_Your objective_.
Search the records below for the word "those". Pull out each line that has it.

Stored entries
* BEGIN *

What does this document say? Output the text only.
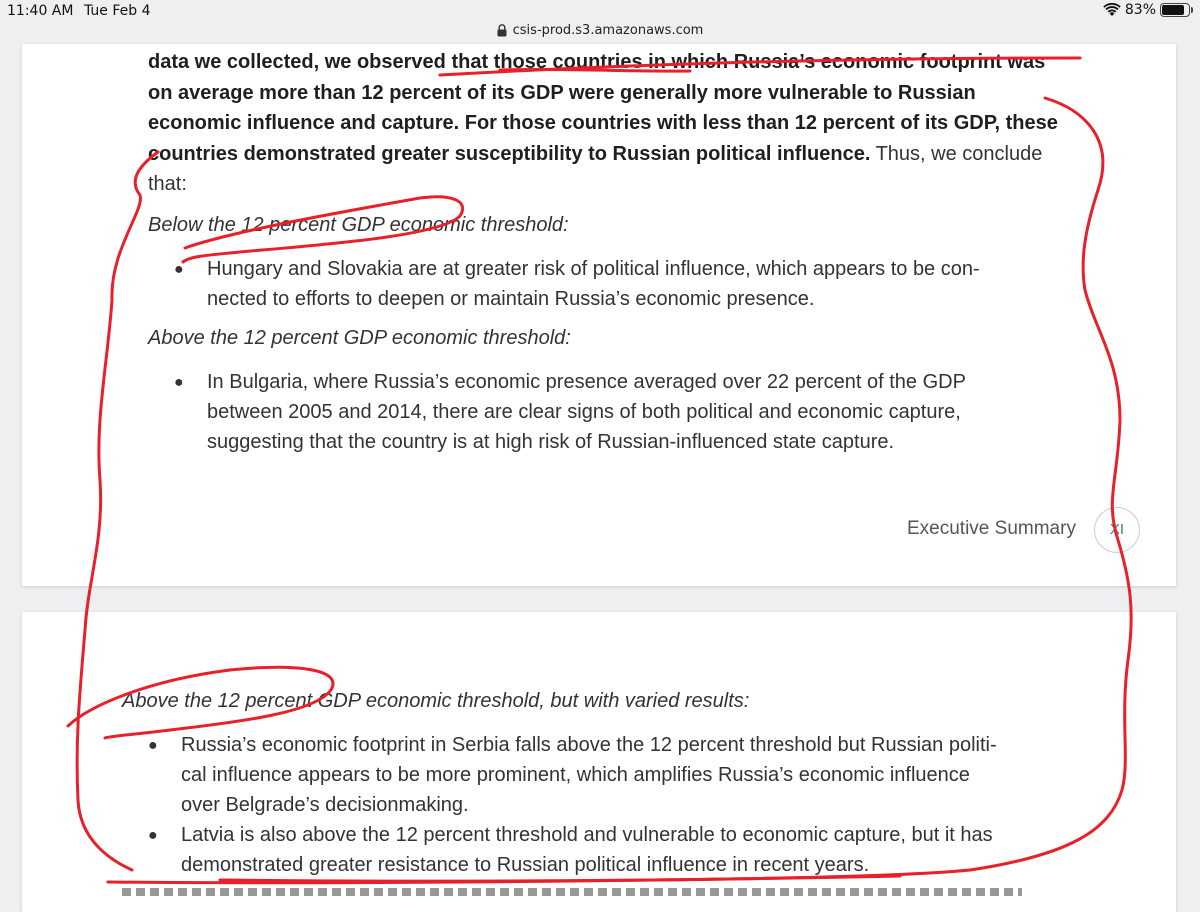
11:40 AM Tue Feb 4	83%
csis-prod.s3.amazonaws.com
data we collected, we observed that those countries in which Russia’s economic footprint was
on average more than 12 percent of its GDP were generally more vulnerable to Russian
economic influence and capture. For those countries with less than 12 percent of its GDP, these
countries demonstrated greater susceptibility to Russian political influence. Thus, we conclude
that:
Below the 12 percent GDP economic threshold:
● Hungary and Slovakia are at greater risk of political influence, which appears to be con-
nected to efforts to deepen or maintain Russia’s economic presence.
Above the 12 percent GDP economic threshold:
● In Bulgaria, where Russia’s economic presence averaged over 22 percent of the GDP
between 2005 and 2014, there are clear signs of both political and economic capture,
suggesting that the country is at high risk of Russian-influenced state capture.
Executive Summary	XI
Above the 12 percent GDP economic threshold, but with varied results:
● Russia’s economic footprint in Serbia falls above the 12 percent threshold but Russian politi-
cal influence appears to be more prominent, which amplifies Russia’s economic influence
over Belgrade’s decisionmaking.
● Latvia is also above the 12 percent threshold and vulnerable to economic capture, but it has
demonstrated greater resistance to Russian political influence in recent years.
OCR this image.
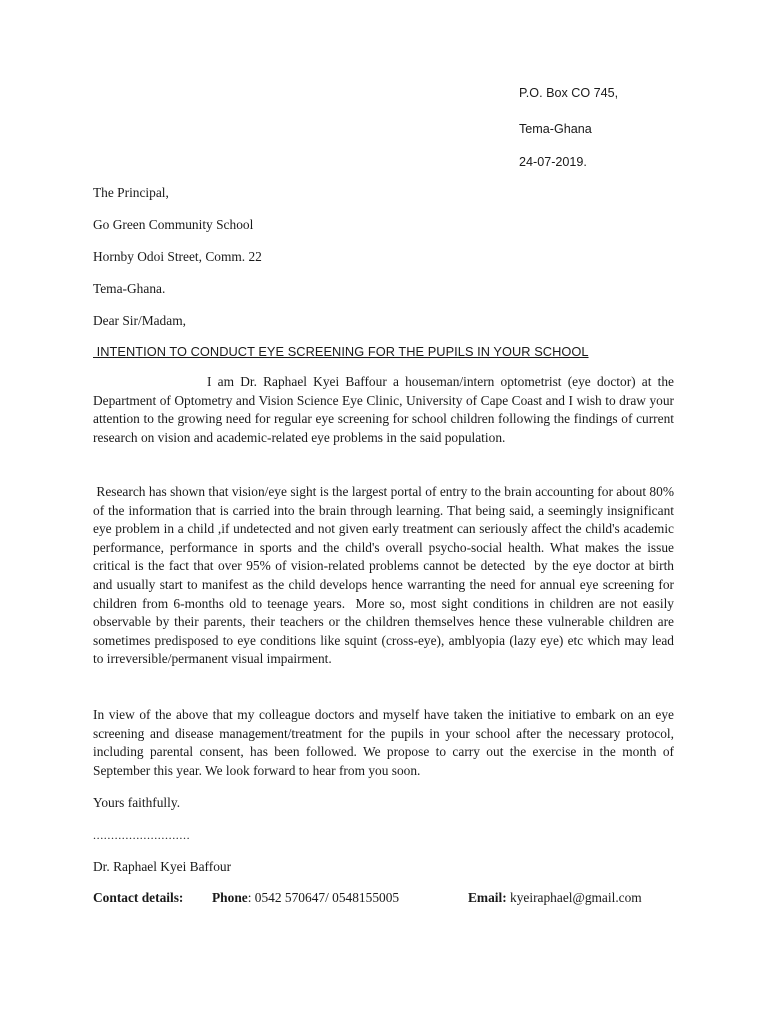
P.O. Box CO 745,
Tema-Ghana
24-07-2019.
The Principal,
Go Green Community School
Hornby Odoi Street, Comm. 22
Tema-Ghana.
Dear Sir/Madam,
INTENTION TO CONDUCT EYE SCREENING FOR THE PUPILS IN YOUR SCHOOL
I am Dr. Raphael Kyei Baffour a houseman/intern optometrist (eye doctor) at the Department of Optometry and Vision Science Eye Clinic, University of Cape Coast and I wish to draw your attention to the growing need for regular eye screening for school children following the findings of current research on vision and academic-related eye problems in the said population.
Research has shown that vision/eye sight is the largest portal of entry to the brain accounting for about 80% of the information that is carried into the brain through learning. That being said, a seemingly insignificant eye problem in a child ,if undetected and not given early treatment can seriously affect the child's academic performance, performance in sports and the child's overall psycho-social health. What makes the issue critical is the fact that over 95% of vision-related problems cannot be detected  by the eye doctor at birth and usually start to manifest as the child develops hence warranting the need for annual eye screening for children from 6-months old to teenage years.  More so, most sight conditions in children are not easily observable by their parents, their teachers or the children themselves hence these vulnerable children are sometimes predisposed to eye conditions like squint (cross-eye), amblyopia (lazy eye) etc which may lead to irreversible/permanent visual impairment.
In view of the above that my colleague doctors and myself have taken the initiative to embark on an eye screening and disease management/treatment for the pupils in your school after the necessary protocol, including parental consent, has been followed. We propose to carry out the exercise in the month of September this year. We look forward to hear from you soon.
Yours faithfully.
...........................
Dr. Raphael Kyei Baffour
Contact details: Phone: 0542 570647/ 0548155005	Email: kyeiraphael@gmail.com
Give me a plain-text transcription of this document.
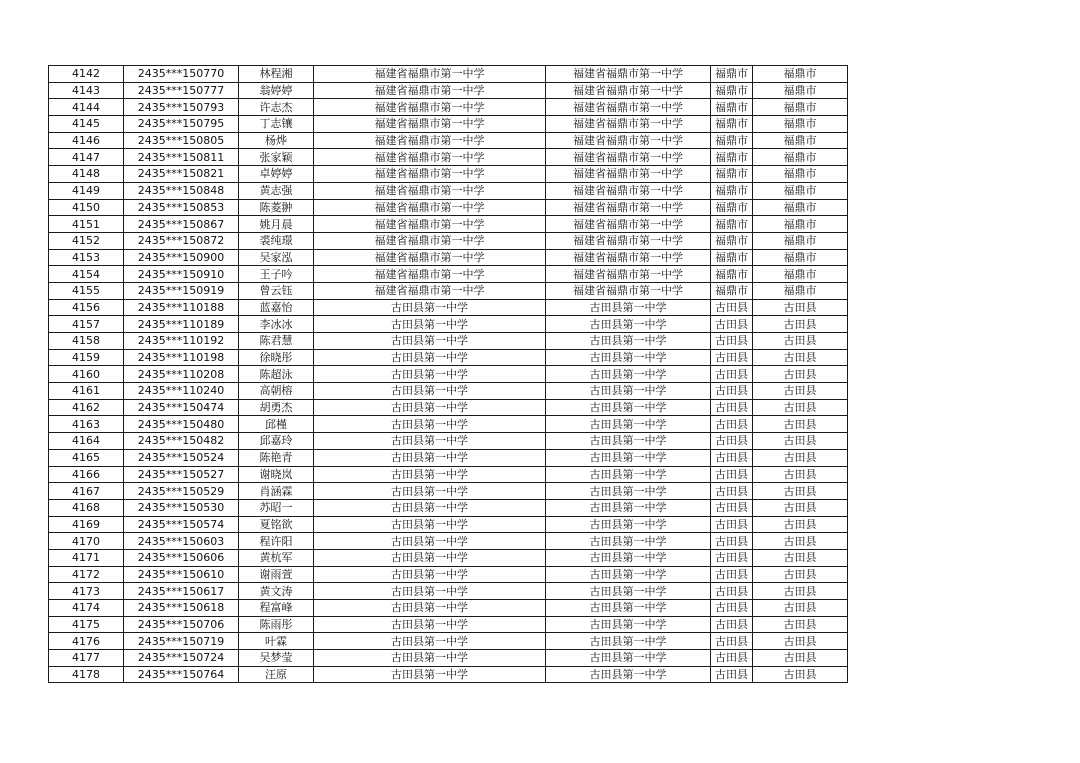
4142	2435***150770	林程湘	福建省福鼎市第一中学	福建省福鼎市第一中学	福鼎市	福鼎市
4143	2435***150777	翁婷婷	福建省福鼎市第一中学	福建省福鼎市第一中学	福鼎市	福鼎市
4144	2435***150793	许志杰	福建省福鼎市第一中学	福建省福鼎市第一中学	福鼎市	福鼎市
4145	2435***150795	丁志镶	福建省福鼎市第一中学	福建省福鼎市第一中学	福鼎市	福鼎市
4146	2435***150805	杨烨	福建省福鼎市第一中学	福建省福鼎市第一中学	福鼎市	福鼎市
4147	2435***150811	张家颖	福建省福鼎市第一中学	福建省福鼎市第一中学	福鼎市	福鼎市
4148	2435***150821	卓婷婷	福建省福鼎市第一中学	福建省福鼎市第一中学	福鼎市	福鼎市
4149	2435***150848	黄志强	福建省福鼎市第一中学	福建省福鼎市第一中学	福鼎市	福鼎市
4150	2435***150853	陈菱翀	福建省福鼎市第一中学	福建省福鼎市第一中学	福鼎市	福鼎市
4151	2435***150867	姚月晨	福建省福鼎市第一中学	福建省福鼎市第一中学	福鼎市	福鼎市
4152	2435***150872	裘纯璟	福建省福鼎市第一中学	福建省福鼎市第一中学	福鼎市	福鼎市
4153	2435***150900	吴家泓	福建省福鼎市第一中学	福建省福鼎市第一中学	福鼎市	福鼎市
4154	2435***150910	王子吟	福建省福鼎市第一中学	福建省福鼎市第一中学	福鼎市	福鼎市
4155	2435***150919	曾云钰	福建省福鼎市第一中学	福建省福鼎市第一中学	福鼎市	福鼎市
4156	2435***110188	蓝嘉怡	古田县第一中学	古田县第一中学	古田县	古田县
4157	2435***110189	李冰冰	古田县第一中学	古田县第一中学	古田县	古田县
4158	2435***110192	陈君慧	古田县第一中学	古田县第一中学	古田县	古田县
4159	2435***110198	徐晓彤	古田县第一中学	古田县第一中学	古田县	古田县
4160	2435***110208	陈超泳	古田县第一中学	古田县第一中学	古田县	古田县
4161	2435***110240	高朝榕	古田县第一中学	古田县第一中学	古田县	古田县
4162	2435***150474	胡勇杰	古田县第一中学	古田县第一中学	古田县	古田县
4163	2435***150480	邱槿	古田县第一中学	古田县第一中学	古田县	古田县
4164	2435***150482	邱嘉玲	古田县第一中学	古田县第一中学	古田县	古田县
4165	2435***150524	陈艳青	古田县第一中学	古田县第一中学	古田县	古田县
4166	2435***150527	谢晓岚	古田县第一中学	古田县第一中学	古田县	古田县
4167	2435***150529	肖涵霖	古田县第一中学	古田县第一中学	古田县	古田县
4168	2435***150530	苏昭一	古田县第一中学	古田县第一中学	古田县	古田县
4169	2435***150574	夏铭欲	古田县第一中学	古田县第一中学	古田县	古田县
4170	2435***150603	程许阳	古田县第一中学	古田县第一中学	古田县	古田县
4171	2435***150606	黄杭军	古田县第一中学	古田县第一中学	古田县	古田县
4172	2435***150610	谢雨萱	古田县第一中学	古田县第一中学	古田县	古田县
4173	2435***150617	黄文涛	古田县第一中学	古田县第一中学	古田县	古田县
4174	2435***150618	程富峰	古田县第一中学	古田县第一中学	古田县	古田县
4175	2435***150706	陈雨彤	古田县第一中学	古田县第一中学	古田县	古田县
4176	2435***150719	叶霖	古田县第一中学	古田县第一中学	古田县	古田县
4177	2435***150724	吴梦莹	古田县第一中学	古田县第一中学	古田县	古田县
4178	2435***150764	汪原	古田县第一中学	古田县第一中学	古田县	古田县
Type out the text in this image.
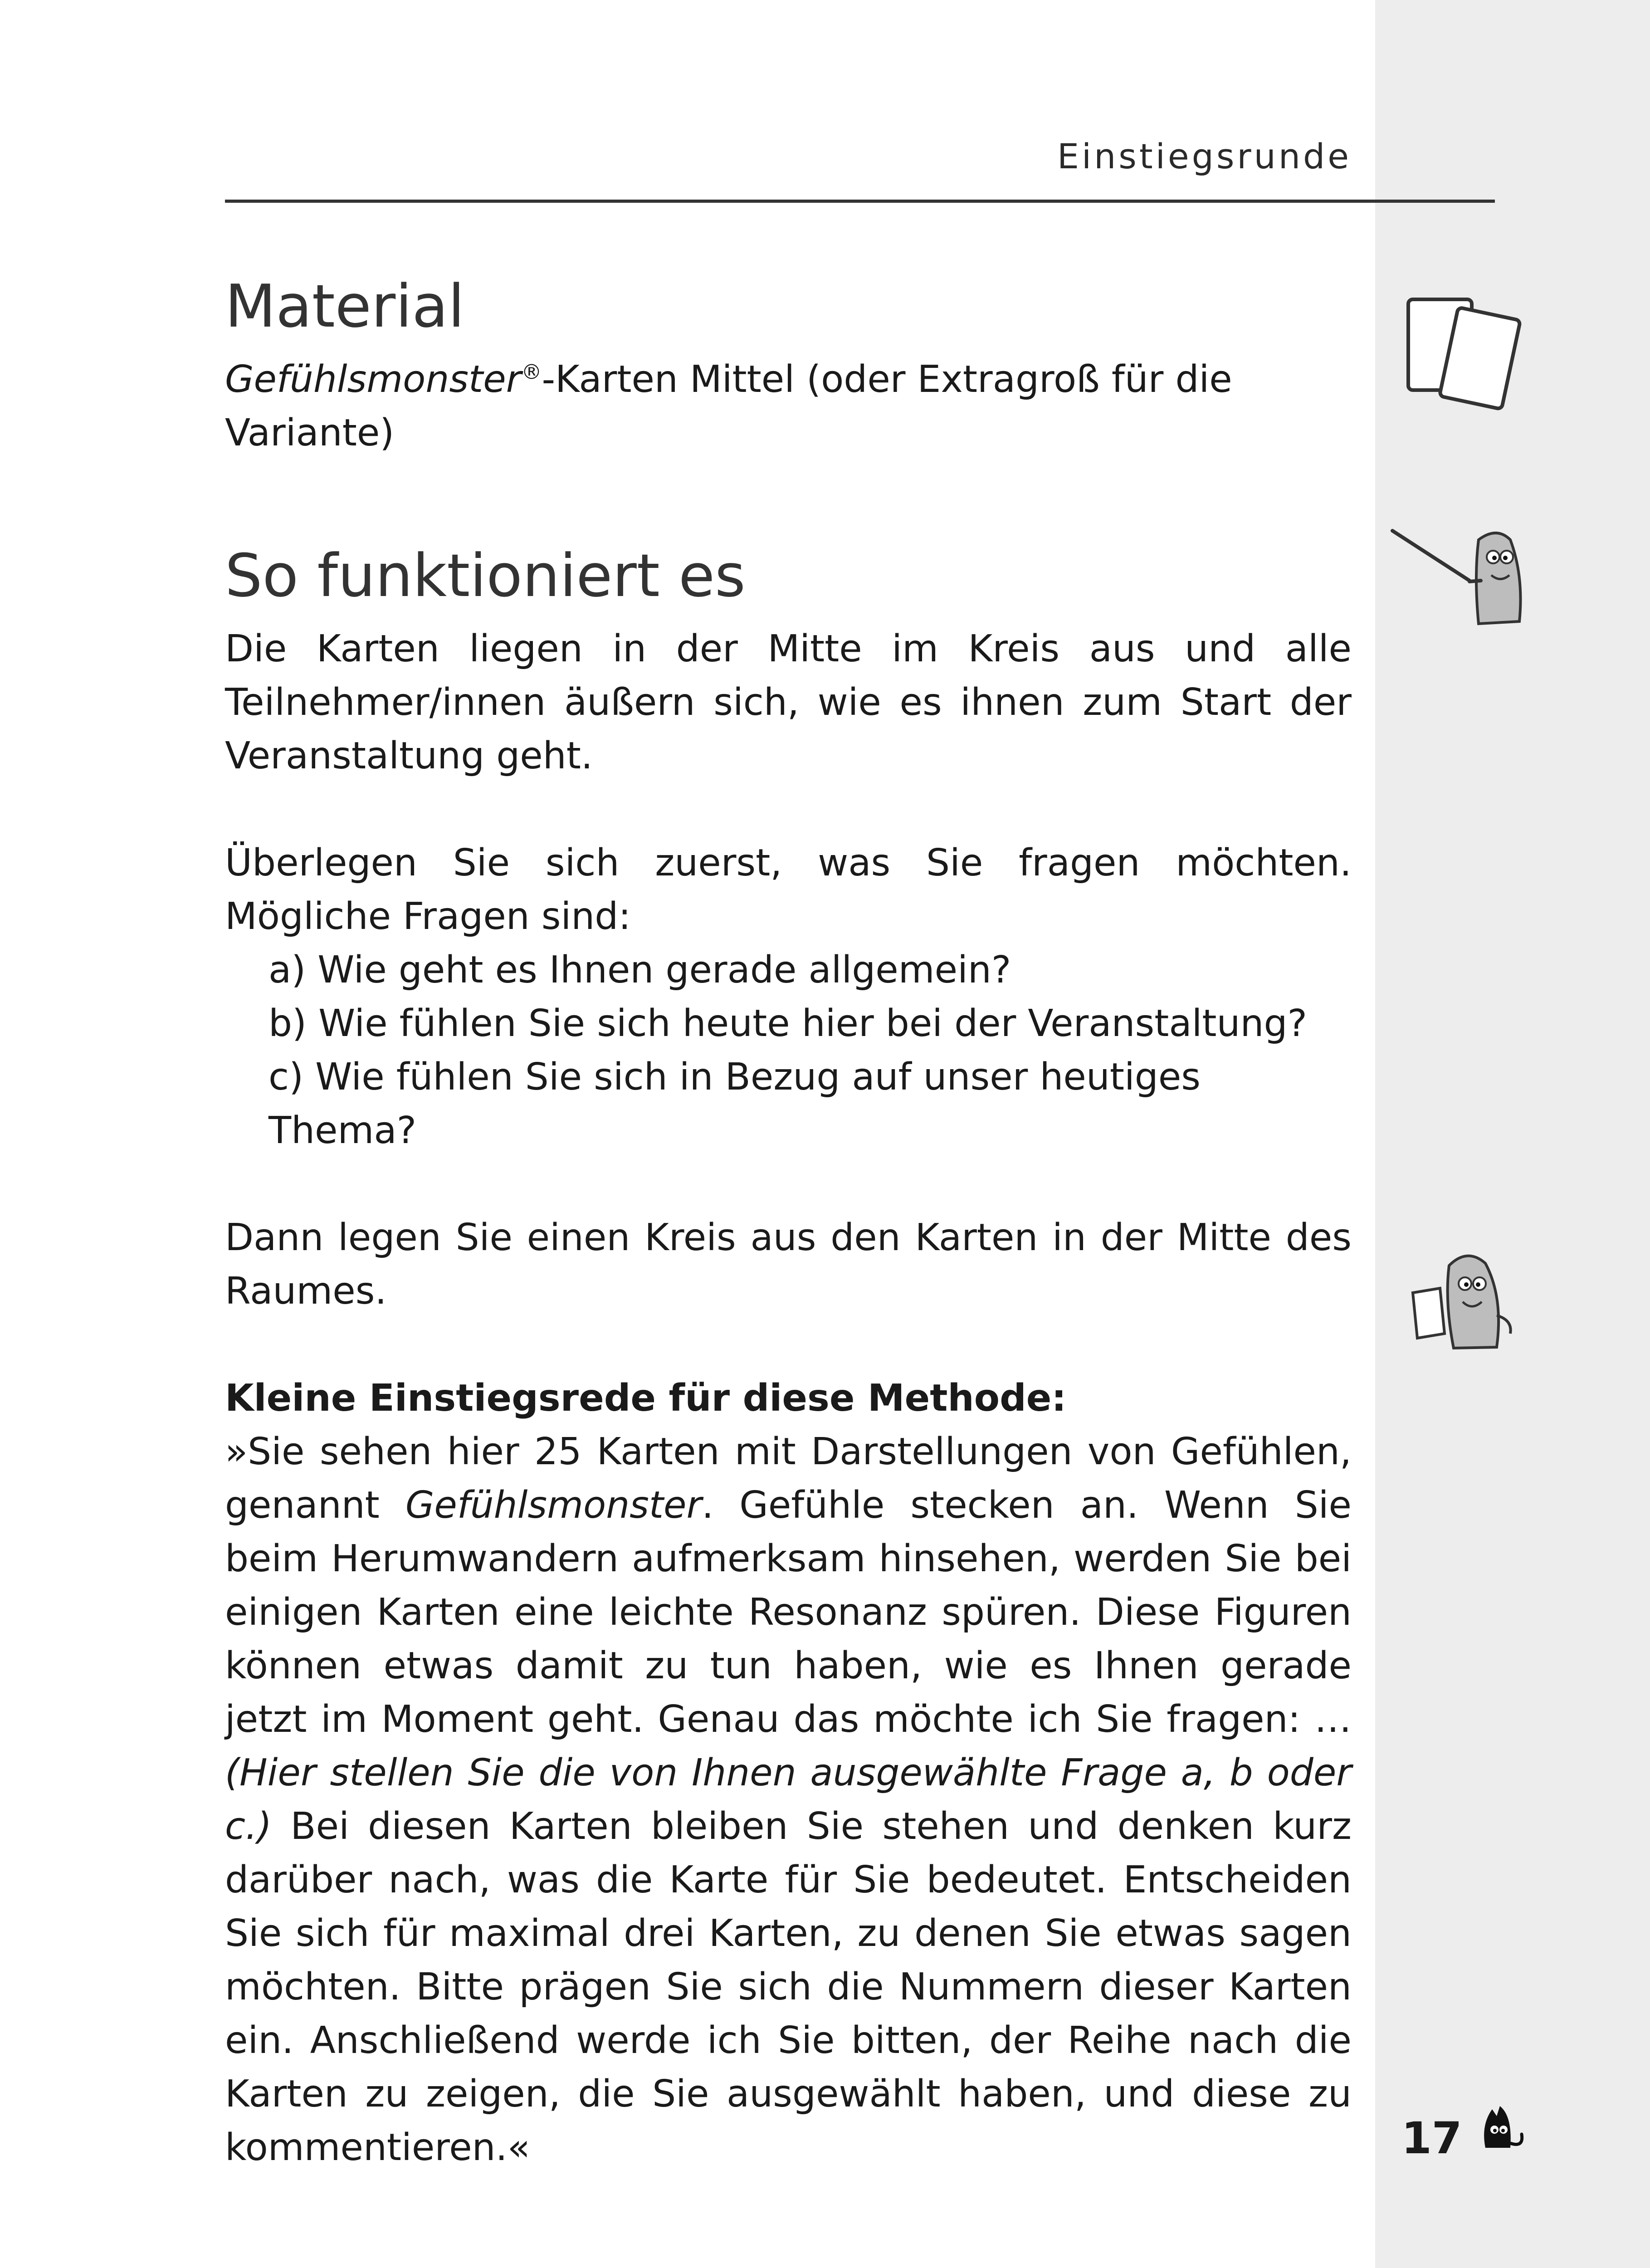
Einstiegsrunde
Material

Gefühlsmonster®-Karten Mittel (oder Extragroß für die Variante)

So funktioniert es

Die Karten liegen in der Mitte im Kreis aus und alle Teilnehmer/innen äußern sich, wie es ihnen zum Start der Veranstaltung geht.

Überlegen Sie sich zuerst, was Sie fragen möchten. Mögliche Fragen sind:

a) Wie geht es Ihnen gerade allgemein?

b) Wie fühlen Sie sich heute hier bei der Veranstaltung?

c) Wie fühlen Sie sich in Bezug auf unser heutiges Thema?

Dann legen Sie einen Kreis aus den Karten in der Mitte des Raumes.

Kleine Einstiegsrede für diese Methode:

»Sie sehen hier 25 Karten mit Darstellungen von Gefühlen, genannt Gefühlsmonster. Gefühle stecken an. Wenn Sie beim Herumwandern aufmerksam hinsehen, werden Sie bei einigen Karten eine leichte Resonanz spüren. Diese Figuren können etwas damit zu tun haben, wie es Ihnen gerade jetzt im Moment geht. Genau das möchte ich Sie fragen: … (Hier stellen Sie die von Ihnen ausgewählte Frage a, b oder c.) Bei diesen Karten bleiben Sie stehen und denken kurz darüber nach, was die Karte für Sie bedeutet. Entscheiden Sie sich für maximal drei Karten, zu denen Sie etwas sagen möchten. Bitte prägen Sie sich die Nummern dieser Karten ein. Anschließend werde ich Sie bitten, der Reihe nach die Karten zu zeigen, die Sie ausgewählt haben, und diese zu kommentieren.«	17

* END *

_Result below_.
data we collected, we observed that those countries in which Russia’s economic footprint was
economic influence and capture. For those countries with less than 12 percent of its GDP, these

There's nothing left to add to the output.